__Work to complete__: Express the lines from the first one through the line containing "candle-body <box>774 30 785 49</box>" as a numbered list, leaving out any blank lines.

Data records:
───

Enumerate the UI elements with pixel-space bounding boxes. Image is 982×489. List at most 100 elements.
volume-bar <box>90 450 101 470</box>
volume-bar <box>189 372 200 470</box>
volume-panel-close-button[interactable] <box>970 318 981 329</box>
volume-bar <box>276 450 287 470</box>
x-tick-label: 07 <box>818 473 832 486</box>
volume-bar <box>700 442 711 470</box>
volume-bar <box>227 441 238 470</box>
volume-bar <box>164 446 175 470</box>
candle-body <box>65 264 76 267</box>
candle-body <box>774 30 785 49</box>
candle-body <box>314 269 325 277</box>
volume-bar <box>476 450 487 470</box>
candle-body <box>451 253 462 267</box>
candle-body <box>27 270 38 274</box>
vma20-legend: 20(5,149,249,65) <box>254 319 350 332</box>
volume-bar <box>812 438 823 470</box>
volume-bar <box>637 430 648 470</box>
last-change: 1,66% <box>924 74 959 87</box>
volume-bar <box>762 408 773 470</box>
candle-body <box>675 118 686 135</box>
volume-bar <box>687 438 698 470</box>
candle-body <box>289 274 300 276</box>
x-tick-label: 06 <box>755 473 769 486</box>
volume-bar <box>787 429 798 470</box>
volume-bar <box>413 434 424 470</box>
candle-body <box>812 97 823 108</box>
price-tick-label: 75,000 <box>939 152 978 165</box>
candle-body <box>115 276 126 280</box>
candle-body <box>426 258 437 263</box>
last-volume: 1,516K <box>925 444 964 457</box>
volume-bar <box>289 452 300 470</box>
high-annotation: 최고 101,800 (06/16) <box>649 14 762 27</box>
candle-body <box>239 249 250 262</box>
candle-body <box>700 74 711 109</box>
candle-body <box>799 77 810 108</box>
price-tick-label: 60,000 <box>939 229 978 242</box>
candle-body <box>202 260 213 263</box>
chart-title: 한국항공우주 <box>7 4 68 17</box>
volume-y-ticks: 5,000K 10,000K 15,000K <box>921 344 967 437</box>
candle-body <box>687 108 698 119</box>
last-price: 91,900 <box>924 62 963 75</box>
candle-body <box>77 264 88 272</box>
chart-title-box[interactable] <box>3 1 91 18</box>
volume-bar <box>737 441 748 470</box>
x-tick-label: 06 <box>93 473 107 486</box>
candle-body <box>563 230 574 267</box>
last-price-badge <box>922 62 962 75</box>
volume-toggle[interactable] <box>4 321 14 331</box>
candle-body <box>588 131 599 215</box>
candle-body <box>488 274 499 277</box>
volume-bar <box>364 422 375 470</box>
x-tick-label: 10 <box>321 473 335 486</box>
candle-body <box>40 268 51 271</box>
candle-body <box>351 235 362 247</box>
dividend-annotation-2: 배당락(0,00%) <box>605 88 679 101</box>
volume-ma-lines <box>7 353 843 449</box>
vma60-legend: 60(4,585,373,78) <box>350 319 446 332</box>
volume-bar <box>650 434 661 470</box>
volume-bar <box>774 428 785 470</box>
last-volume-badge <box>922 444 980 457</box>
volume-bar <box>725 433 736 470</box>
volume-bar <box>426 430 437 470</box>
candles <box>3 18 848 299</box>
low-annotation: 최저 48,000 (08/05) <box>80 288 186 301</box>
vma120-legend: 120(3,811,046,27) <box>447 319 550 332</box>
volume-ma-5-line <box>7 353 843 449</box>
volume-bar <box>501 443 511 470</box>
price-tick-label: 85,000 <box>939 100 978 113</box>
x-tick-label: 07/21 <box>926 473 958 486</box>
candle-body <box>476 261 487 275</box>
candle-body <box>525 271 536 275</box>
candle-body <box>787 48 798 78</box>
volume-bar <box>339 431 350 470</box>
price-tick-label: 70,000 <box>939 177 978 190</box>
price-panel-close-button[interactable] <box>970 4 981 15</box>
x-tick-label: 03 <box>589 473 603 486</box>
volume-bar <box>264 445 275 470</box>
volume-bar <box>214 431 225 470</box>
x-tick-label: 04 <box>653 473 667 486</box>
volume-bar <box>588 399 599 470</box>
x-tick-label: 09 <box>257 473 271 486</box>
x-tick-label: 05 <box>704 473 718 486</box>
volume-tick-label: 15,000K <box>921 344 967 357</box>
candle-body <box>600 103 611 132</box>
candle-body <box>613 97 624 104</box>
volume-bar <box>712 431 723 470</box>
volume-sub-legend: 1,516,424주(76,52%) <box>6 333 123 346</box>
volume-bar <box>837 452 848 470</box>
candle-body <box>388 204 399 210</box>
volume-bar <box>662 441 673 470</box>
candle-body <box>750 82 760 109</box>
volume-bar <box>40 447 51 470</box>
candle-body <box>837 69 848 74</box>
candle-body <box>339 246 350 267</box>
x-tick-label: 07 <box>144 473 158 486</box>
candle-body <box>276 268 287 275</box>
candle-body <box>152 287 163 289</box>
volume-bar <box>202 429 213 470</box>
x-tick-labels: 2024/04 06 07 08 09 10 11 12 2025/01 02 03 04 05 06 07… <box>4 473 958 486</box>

───

__Result for this exercise__:
1. Enumerate the UI elements with pixel-space bounding boxes. Image is 982×489. List at most 100 elements.
2. volume-bar <box>90 450 101 470</box>
3. volume-bar <box>189 372 200 470</box>
4. volume-panel-close-button[interactable] <box>970 318 981 329</box>
5. volume-bar <box>276 450 287 470</box>
6. x-tick-label: 07 <box>818 473 832 486</box>
7. volume-bar <box>700 442 711 470</box>
8. volume-bar <box>227 441 238 470</box>
9. volume-bar <box>164 446 175 470</box>
10. candle-body <box>65 264 76 267</box>
11. candle-body <box>774 30 785 49</box>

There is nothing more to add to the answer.